= Stated problem =
Below are some records. How many of their lines contain the string "الشافعي"? Give the number only.

======== Data rows

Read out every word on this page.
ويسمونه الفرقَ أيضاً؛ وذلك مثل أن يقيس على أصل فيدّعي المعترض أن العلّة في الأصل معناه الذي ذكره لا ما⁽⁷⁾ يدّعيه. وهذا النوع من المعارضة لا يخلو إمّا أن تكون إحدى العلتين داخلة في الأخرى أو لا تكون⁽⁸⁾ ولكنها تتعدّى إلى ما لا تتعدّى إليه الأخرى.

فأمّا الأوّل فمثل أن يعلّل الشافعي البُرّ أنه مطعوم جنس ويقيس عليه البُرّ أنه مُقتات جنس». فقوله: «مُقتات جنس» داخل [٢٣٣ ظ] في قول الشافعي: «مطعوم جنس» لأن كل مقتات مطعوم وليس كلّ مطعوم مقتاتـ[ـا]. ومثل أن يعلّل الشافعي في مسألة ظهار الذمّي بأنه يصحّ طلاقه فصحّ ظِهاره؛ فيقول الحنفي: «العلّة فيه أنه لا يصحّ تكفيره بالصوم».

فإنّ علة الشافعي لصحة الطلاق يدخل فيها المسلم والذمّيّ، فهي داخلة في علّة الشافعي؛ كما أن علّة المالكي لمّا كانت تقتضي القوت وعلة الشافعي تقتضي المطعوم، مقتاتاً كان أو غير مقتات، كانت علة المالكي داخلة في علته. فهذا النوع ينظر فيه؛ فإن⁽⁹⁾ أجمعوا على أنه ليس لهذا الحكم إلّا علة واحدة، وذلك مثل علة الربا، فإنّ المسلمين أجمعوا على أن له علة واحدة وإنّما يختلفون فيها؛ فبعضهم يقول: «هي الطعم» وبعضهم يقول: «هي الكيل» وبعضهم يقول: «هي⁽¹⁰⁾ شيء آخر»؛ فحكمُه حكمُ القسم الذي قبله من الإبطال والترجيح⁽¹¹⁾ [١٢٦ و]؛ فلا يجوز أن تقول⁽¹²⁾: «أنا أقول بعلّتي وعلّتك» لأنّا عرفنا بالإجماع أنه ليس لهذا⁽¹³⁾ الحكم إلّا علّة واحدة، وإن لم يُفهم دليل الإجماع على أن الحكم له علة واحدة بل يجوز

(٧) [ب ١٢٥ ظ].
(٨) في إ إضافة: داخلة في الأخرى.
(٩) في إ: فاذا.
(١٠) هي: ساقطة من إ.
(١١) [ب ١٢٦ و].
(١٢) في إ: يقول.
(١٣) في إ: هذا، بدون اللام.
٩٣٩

================

= Answer in full =
2